**Source document**
━━━━━━

It's actually not a cabin...it's more of a house with a walk-out basement..no furnace, but pellet stove and baseboard heaters in the bedrooms...good point about plumbing in winter..have to figure that one out...
Need Plumber to hook up into the septic and plumb out the bathroom fixtures(Our plumber told us that even though it was not a permanent residence, we would have to plumb for a washer...never heard of that before)....and electrician to install the panel...most everything else we can do ourselves after...


you can do it. is someone going to build the shell or are you? I help build a cabin in the va mountains with my folks and their partners. There are some books on ele and plumbing and if it's a small cabin you should be able to do that yourself easily. We built our plumbing so that it could be drained in the winter when not there. Otherwise you need to keep the heat on all winter so the pipes don't freeze. once you turned on the water it only took a few mintues for the hot water tank to to fill before you could turn that on. Worked sweet.

wesintl
01-11-2010, 03:48 PM
yea it only took maybe 20 min to drain the plumbing and add some anitfreeze to the toilets and drains where needed. There were many times I opened it when it was 0 or below in the winter. We used 2 kerosene heaters to bring it up to temp and then a fireplace and baseboards while there.

Chinking is easy. I worked on a log home when I lived in Aspen. Do you have a crane for the logs?

Blackdiamond72
01-11-2010, 03:53 PM
What are the building laws in the county. I am finishing up my house in gilpin county and I was able to do everything, electrical and plumbing myself without having any contractors. Electrical is state, so they send out an inspector, not the county. Plumbing is easy so long as you watch your slopes and use plenty of venting. To make things easier, run everything in 2" + abs. Pick up a few books on DIY plumbing and electrical, it will help explain lengths you can run before needing a vent and how to wire 3way switches, ect. Code books are useful however, reading one is near impossible, even for electricians. I'd love to come help on my days off, sounds like a great time.

Oh, my house is a SIP so I've learned a few tricks to running electrical in solid walls.

maxsdad
01-11-2010, 04:01 PM
Chinking is easy. I worked on a log home when I lived in Aspen. Do you have a crane for the logs?
We opted for D logs...no chinking necessary. They kind of fit into one another using toungue/groove...Heaviest log is 120 lbs, and there's aonly a couple of those - the rest can be handled by a couple guys on scaffolding when it gets high enough....do need a fork lift to unload the truck though...don't know where to get that from yet...rental store in Fairplay went belly up..

━━━━━━

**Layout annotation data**
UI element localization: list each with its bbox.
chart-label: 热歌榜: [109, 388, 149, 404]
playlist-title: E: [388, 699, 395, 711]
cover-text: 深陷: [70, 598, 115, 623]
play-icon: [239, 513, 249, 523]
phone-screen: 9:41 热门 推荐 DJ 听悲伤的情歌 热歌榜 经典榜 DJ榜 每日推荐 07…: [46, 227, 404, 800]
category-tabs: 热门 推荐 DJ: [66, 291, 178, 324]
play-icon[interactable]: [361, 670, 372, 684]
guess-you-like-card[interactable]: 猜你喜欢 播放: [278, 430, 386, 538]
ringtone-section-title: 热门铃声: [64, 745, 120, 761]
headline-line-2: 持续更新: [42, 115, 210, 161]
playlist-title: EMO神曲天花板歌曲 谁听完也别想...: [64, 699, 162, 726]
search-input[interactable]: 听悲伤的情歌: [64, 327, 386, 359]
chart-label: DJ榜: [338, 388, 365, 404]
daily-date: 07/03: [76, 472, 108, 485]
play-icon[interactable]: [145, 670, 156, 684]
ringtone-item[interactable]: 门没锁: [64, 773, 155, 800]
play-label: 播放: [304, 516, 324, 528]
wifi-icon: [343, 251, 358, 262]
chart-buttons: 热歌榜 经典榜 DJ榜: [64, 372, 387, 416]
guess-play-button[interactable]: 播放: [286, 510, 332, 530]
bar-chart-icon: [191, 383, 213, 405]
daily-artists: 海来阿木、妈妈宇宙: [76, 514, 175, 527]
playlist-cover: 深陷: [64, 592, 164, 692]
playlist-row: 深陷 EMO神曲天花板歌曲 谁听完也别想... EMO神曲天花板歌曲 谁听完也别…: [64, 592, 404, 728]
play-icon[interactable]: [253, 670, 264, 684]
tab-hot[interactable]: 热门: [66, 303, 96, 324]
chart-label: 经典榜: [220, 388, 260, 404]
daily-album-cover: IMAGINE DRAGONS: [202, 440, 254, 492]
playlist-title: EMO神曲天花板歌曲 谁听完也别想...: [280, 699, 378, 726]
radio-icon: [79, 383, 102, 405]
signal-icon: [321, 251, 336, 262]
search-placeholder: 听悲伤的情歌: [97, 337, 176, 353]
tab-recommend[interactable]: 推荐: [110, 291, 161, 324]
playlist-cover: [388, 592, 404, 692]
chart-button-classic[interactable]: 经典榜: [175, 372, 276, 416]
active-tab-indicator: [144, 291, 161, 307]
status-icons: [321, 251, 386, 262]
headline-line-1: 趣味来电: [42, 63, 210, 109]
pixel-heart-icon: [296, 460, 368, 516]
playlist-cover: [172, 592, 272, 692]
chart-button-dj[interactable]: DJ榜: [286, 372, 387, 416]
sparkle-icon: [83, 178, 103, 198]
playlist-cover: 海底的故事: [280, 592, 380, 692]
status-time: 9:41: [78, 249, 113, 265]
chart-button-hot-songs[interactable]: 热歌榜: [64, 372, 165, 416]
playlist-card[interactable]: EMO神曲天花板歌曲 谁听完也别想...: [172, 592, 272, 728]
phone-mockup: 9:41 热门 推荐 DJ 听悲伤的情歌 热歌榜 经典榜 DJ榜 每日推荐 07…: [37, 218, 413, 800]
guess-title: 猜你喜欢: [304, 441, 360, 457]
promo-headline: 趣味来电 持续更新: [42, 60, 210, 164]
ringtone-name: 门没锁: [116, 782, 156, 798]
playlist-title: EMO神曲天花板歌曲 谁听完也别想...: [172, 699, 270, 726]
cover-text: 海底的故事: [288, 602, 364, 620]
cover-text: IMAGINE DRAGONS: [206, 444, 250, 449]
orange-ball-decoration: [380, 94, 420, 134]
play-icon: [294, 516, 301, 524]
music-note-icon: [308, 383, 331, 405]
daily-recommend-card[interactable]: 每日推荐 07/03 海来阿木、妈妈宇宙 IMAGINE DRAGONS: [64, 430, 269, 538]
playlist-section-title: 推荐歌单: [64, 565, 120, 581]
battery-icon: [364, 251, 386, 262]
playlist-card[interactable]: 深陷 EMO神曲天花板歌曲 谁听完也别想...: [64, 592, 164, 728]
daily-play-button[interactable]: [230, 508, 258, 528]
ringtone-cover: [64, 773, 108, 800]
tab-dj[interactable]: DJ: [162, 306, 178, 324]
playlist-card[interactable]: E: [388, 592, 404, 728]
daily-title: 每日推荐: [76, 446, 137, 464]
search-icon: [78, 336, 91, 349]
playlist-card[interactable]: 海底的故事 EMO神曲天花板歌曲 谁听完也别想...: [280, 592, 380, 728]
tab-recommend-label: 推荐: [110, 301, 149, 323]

━━━━━━

**Task to carry out**
Revise the forum thread starting with "It's actually not" and going on through "that one out...", substituting "wood stove" for "pellet stove". These items were drawn from a separate source and bear no relation to the forum thread.

**Reply**
It's actually not a cabin...it's more of a house with a walk-out basement..no furnace, but wood stove and baseboard heaters in the bedrooms...good point about plumbing in winter..have to figure that one out...